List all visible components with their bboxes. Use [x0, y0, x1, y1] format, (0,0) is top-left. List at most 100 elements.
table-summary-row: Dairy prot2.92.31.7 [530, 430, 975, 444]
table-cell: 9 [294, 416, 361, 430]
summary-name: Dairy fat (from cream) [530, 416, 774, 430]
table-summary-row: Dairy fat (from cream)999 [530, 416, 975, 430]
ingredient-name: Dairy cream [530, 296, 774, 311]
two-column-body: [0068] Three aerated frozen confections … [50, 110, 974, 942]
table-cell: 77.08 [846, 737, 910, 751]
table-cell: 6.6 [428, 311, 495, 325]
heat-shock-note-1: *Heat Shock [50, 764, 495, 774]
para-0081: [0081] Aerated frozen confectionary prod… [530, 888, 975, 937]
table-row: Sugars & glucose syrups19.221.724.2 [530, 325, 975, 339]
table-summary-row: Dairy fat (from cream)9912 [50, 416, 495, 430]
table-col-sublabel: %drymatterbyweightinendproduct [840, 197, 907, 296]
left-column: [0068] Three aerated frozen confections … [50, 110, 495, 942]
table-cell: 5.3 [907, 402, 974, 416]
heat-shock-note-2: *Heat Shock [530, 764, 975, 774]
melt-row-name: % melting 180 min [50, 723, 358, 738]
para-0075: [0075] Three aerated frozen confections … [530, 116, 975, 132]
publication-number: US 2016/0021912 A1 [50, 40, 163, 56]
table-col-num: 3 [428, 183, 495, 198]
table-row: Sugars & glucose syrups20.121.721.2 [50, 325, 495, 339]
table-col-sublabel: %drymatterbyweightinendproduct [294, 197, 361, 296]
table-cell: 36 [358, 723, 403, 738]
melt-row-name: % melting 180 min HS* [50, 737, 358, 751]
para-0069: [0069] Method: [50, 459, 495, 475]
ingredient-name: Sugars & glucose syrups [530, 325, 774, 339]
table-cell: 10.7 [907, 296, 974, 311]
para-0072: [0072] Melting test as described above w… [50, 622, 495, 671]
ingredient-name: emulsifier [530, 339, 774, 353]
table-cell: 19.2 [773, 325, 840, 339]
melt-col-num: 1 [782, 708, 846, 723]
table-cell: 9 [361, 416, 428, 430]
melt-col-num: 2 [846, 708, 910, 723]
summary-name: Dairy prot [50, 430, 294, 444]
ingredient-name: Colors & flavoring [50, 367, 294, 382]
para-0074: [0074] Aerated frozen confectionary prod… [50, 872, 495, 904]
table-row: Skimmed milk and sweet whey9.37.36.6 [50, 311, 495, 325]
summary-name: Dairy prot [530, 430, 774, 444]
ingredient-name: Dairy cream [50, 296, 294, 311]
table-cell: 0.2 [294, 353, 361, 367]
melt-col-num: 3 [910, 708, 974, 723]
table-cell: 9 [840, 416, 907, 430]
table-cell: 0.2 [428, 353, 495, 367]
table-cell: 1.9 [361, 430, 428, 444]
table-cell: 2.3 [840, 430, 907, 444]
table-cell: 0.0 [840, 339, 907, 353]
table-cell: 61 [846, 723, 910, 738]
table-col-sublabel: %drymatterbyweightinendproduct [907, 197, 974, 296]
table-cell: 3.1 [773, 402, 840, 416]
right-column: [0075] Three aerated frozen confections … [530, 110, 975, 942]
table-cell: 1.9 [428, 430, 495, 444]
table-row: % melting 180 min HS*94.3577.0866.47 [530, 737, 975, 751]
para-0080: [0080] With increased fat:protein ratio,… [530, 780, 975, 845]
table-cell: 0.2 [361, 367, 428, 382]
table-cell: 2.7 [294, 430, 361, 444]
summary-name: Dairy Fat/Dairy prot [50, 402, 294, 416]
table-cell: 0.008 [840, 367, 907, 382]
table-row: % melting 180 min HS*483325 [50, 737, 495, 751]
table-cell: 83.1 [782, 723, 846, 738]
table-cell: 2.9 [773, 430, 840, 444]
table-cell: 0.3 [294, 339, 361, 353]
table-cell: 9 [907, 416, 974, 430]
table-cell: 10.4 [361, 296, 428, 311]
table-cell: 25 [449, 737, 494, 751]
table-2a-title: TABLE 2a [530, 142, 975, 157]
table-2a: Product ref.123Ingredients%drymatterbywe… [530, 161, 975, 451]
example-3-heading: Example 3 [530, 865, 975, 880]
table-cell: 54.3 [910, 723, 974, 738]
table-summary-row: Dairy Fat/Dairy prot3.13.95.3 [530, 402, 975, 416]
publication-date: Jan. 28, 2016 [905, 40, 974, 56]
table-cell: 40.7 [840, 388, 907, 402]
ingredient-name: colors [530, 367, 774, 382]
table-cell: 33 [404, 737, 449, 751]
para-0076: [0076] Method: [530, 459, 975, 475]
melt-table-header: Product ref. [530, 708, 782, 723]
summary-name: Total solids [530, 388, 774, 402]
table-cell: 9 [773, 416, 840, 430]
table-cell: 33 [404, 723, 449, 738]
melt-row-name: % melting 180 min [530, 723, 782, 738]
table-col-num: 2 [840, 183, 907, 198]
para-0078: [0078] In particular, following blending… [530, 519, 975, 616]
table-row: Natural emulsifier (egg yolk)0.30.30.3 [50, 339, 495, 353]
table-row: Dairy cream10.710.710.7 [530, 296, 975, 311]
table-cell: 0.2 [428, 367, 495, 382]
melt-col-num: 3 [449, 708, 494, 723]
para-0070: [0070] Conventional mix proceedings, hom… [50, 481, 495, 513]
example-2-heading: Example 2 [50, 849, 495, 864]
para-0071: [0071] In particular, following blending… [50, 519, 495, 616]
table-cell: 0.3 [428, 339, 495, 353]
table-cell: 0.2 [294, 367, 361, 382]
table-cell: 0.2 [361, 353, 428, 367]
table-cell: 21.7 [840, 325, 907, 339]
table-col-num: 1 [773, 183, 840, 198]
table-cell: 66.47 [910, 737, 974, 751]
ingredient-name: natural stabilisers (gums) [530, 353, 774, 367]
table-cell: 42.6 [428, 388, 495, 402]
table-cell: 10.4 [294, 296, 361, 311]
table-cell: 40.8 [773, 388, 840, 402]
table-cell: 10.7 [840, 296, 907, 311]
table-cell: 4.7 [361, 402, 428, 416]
----------
• _TASK STATEMENT_
Restate each line above word for word.

• _ANSWER BOX_
List all visible components with their bboxes. Use [x0, y0, x1, y1] format, (0,0) is top-left. List at most 100 elements.
table-summary-row: Dairy prot2.92.31.7 [530, 430, 975, 444]
table-cell: 9 [294, 416, 361, 430]
summary-name: Dairy fat (from cream) [530, 416, 774, 430]
table-summary-row: Dairy fat (from cream)999 [530, 416, 975, 430]
ingredient-name: Dairy cream [530, 296, 774, 311]
two-column-body: [0068] Three aerated frozen confections … [50, 110, 974, 942]
table-cell: 77.08 [846, 737, 910, 751]
table-cell: 6.6 [428, 311, 495, 325]
heat-shock-note-1: *Heat Shock [50, 764, 495, 774]
para-0081: [0081] Aerated frozen confectionary prod… [530, 888, 975, 937]
table-row: Sugars & glucose syrups19.221.724.2 [530, 325, 975, 339]
table-summary-row: Dairy fat (from cream)9912 [50, 416, 495, 430]
table-col-sublabel: %drymatterbyweightinendproduct [840, 197, 907, 296]
left-column: [0068] Three aerated frozen confections … [50, 110, 495, 942]
table-cell: 5.3 [907, 402, 974, 416]
heat-shock-note-2: *Heat Shock [530, 764, 975, 774]
melt-row-name: % melting 180 min [50, 723, 358, 738]
para-0075: [0075] Three aerated frozen confections … [530, 116, 975, 132]
publication-number: US 2016/0021912 A1 [50, 40, 163, 56]
table-col-num: 3 [428, 183, 495, 198]
table-row: Sugars & glucose syrups20.121.721.2 [50, 325, 495, 339]
table-col-sublabel: %drymatterbyweightinendproduct [294, 197, 361, 296]
table-cell: 36 [358, 723, 403, 738]
melt-row-name: % melting 180 min HS* [50, 737, 358, 751]
para-0069: [0069] Method: [50, 459, 495, 475]
ingredient-name: Sugars & glucose syrups [530, 325, 774, 339]
table-cell: 10.7 [907, 296, 974, 311]
para-0072: [0072] Melting test as described above w… [50, 622, 495, 671]
ingredient-name: emulsifier [530, 339, 774, 353]
table-cell: 19.2 [773, 325, 840, 339]
melt-col-num: 1 [782, 708, 846, 723]
table-cell: 9 [361, 416, 428, 430]
melt-col-num: 2 [846, 708, 910, 723]
summary-name: Dairy prot [50, 430, 294, 444]
ingredient-name: Colors & flavoring [50, 367, 294, 382]
para-0074: [0074] Aerated frozen confectionary prod… [50, 872, 495, 904]
table-row: Skimmed milk and sweet whey9.37.36.6 [50, 311, 495, 325]
summary-name: Dairy prot [530, 430, 774, 444]
ingredient-name: Dairy cream [50, 296, 294, 311]
table-cell: 0.2 [294, 353, 361, 367]
melt-col-num: 3 [910, 708, 974, 723]
table-cell: 9 [840, 416, 907, 430]
table-cell: 0.2 [428, 353, 495, 367]
table-cell: 1.9 [361, 430, 428, 444]
table-cell: 2.3 [840, 430, 907, 444]
table-cell: 0.0 [840, 339, 907, 353]
table-cell: 61 [846, 723, 910, 738]
table-col-sublabel: %drymatterbyweightinendproduct [907, 197, 974, 296]
table-cell: 3.1 [773, 402, 840, 416]
right-column: [0075] Three aerated frozen confections … [530, 110, 975, 942]
table-cell: 1.9 [428, 430, 495, 444]
table-row: % melting 180 min HS*94.3577.0866.47 [530, 737, 975, 751]
para-0080: [0080] With increased fat:protein ratio,… [530, 780, 975, 845]
table-cell: 0.2 [361, 367, 428, 382]
table-cell: 2.7 [294, 430, 361, 444]
summary-name: Dairy Fat/Dairy prot [50, 402, 294, 416]
table-cell: 0.008 [840, 367, 907, 382]
table-row: % melting 180 min HS*483325 [50, 737, 495, 751]
table-cell: 83.1 [782, 723, 846, 738]
table-cell: 2.9 [773, 430, 840, 444]
table-cell: 0.3 [294, 339, 361, 353]
table-cell: 9 [907, 416, 974, 430]
table-cell: 10.4 [361, 296, 428, 311]
table-cell: 25 [449, 737, 494, 751]
table-2a-title: TABLE 2a [530, 142, 975, 157]
table-2a: Product ref.123Ingredients%drymatterbywe… [530, 161, 975, 451]
example-3-heading: Example 3 [530, 865, 975, 880]
table-cell: 54.3 [910, 723, 974, 738]
table-summary-row: Dairy Fat/Dairy prot3.13.95.3 [530, 402, 975, 416]
publication-date: Jan. 28, 2016 [905, 40, 974, 56]
table-cell: 40.7 [840, 388, 907, 402]
ingredient-name: colors [530, 367, 774, 382]
table-cell: 33 [404, 737, 449, 751]
para-0076: [0076] Method: [530, 459, 975, 475]
melt-table-header: Product ref. [530, 708, 782, 723]
summary-name: Total solids [530, 388, 774, 402]
table-cell: 9 [773, 416, 840, 430]
table-cell: 33 [404, 723, 449, 738]
melt-row-name: % melting 180 min [530, 723, 782, 738]
table-col-num: 2 [840, 183, 907, 198]
para-0078: [0078] In particular, following blending… [530, 519, 975, 616]
table-row: Natural emulsifier (egg yolk)0.30.30.3 [50, 339, 495, 353]
table-row: Dairy cream10.710.710.7 [530, 296, 975, 311]
table-cell: 0.2 [428, 367, 495, 382]
melt-col-num: 3 [449, 708, 494, 723]
para-0070: [0070] Conventional mix proceedings, hom… [50, 481, 495, 513]
example-2-heading: Example 2 [50, 849, 495, 864]
para-0071: [0071] In particular, following blending… [50, 519, 495, 616]
table-cell: 0.3 [428, 339, 495, 353]
table-cell: 0.2 [294, 367, 361, 382]
table-cell: 0.2 [361, 353, 428, 367]
table-cell: 21.7 [840, 325, 907, 339]
table-col-num: 1 [773, 183, 840, 198]
table-cell: 66.47 [910, 737, 974, 751]
ingredient-name: natural stabilisers (gums) [530, 353, 774, 367]
table-cell: 42.6 [428, 388, 495, 402]
table-cell: 10.4 [294, 296, 361, 311]
table-cell: 40.8 [773, 388, 840, 402]
table-cell: 10.7 [840, 296, 907, 311]
table-cell: 4.7 [361, 402, 428, 416]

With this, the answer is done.